## Goal of the exercise
Below are some records. Say how many of their lines contain the string "text", and give nothing but the number.
Segment Open
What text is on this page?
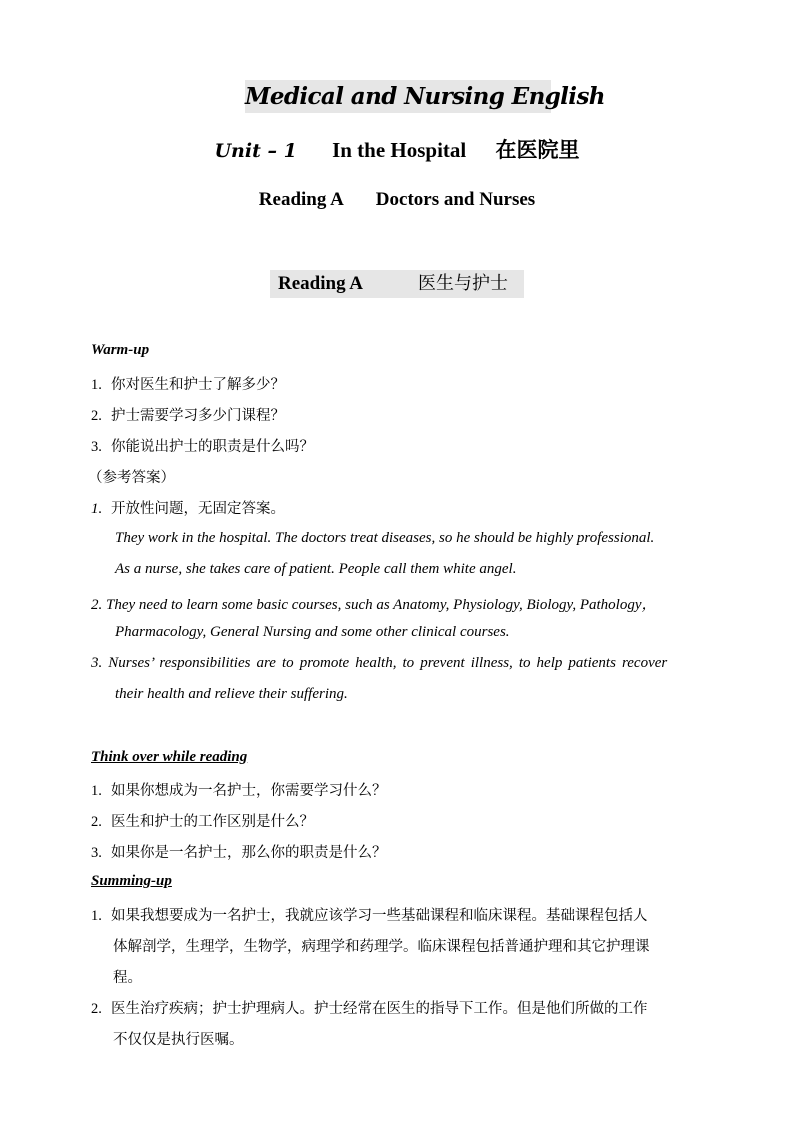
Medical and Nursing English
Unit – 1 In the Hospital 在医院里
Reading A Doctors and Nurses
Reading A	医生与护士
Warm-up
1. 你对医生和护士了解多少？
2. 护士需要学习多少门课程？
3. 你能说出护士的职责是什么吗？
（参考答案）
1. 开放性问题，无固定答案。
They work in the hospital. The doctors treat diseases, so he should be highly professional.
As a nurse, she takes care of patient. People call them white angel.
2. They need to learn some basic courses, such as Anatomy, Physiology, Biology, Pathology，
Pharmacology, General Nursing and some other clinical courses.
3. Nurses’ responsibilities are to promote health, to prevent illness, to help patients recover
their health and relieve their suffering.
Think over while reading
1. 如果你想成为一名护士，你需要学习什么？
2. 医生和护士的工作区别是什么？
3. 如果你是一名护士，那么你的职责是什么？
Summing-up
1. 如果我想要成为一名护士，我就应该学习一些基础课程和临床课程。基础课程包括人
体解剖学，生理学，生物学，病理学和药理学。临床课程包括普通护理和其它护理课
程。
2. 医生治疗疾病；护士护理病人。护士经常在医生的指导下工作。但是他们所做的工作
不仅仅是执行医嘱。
Segment Closed
Segment Open
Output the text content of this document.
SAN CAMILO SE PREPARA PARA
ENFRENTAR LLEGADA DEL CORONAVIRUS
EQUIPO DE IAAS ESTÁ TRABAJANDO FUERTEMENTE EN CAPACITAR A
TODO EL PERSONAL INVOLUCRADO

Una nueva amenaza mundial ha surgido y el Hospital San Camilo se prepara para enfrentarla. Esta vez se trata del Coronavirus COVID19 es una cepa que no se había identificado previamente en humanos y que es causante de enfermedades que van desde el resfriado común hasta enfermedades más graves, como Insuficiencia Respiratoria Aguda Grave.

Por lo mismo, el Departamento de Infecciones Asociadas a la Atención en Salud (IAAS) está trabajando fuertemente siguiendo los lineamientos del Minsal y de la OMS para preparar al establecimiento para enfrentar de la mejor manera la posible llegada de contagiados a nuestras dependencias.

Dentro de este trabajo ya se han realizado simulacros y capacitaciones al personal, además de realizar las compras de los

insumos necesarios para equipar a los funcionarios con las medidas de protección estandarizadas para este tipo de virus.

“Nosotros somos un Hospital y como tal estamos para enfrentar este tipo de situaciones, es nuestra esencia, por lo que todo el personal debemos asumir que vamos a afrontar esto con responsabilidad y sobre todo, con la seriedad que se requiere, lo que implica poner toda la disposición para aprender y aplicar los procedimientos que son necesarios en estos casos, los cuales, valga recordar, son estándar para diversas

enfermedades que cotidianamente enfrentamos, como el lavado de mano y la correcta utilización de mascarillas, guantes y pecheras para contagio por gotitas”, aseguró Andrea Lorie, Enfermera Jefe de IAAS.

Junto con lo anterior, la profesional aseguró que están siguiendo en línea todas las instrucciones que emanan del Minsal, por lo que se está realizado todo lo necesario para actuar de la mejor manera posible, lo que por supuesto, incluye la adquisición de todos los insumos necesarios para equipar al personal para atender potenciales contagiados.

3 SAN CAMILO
Segment Closed
## Written response
2